_Work to do_
Reproduce the entries exactly.

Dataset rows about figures

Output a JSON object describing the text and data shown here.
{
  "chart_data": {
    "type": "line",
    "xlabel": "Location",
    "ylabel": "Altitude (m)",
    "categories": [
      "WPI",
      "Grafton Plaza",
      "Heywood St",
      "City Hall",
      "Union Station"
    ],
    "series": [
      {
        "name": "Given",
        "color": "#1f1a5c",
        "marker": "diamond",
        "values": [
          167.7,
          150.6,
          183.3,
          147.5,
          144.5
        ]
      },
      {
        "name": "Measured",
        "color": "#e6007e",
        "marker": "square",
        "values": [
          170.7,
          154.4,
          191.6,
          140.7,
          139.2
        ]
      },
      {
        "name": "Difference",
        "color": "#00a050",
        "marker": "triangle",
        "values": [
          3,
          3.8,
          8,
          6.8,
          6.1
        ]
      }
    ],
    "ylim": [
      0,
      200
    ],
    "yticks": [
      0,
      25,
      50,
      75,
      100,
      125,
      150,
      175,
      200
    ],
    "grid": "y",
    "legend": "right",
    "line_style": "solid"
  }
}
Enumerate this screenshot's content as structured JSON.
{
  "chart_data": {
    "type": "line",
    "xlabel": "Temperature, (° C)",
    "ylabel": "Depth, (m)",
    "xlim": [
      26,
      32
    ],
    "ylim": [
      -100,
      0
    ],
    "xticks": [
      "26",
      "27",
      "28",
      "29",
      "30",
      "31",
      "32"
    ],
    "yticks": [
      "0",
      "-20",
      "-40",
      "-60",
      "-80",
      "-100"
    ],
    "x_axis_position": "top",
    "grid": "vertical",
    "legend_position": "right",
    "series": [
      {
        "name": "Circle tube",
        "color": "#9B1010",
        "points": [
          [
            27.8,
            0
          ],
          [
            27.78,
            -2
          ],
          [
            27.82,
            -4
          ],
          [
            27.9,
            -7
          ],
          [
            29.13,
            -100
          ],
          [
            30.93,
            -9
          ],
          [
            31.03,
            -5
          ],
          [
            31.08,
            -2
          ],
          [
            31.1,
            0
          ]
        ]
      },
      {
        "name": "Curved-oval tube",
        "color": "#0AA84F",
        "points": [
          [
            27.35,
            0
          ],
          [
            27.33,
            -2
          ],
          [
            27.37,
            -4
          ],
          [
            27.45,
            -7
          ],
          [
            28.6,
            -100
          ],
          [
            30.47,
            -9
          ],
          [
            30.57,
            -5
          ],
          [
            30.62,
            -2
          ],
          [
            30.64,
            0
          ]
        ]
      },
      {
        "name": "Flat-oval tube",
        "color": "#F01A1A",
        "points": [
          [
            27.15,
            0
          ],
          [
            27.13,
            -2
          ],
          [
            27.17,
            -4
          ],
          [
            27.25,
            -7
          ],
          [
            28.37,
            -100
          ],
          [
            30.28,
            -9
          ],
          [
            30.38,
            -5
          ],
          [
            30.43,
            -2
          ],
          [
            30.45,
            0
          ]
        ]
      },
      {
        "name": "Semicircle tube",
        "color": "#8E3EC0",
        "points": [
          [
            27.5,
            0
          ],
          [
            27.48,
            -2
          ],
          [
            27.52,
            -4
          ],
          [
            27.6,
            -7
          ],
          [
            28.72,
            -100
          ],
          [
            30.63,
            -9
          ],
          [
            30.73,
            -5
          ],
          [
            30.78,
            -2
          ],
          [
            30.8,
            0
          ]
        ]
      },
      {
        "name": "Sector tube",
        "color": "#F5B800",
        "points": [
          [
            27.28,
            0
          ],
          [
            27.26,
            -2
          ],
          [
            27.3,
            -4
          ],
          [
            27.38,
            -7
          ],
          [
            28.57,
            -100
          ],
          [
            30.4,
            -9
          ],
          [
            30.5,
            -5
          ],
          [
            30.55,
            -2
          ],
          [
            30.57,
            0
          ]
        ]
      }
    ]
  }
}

_Response_
Output a JSON object describing the text and data shown here.
{
  "chart_data": {
    "type": "line",
    "xlabel": "Location",
    "ylabel": "Altitude (m)",
    "categories": [
      "WPI",
      "Grafton Plaza",
      "Heywood St",
      "City Hall",
      "Union Station"
    ],
    "series": [
      {
        "name": "Given",
        "color": "#1f1a5c",
        "marker": "diamond",
        "values": [
          167.7,
          150.6,
          183.3,
          147.5,
          144.5
        ]
      },
      {
        "name": "Measured",
        "color": "#e6007e",
        "marker": "square",
        "values": [
          170.7,
          154.4,
          191.6,
          140.7,
          139.2
        ]
      },
      {
        "name": "Difference",
        "color": "#00a050",
        "marker": "triangle",
        "values": [
          3,
          3.8,
          8,
          6.8,
          6.1
        ]
      }
    ],
    "ylim": [
      0,
      200
    ],
    "yticks": [
      0,
      25,
      50,
      75,
      100,
      125,
      150,
      175,
      200
    ],
    "grid": "y",
    "legend": "right",
    "line_style": "solid"
  }
}
Enumerate this screenshot's content as structured JSON.
{
  "chart_data": {
    "type": "line",
    "xlabel": "Temperature, (° C)",
    "ylabel": "Depth, (m)",
    "xlim": [
      26,
      32
    ],
    "ylim": [
      -100,
      0
    ],
    "xticks": [
      "26",
      "27",
      "28",
      "29",
      "30",
      "31",
      "32"
    ],
    "yticks": [
      "0",
      "-20",
      "-40",
      "-60",
      "-80",
      "-100"
    ],
    "x_axis_position": "top",
    "grid": "vertical",
    "legend_position": "right",
    "series": [
      {
        "name": "Circle tube",
        "color": "#9B1010",
        "points": [
          [
            27.8,
            0
          ],
          [
            27.78,
            -2
          ],
          [
            27.82,
            -4
          ],
          [
            27.9,
            -7
          ],
          [
            29.13,
            -100
          ],
          [
            30.93,
            -9
          ],
          [
            31.03,
            -5
          ],
          [
            31.08,
            -2
          ],
          [
            31.1,
            0
          ]
        ]
      },
      {
        "name": "Curved-oval tube",
        "color": "#0AA84F",
        "points": [
          [
            27.35,
            0
          ],
          [
            27.33,
            -2
          ],
          [
            27.37,
            -4
          ],
          [
            27.45,
            -7
          ],
          [
            28.6,
            -100
          ],
          [
            30.47,
            -9
          ],
          [
            30.57,
            -5
          ],
          [
            30.62,
            -2
          ],
          [
            30.64,
            0
          ]
        ]
      },
      {
        "name": "Flat-oval tube",
        "color": "#F01A1A",
        "points": [
          [
            27.15,
            0
          ],
          [
            27.13,
            -2
          ],
          [
            27.17,
            -4
          ],
          [
            27.25,
            -7
          ],
          [
            28.37,
            -100
          ],
          [
            30.28,
            -9
          ],
          [
            30.38,
            -5
          ],
          [
            30.43,
            -2
          ],
          [
            30.45,
            0
          ]
        ]
      },
      {
        "name": "Semicircle tube",
        "color": "#8E3EC0",
        "points": [
          [
            27.5,
            0
          ],
          [
            27.48,
            -2
          ],
          [
            27.52,
            -4
          ],
          [
            27.6,
            -7
          ],
          [
            28.72,
            -100
          ],
          [
            30.63,
            -9
          ],
          [
            30.73,
            -5
          ],
          [
            30.78,
            -2
          ],
          [
            30.8,
            0
          ]
        ]
      },
      {
        "name": "Sector tube",
        "color": "#F5B800",
        "points": [
          [
            27.28,
            0
          ],
          [
            27.26,
            -2
          ],
          [
            27.3,
            -4
          ],
          [
            27.38,
            -7
          ],
          [
            28.57,
            -100
          ],
          [
            30.4,
            -9
          ],
          [
            30.5,
            -5
          ],
          [
            30.55,
            -2
          ],
          [
            30.57,
            0
          ]
        ]
      }
    ]
  }
}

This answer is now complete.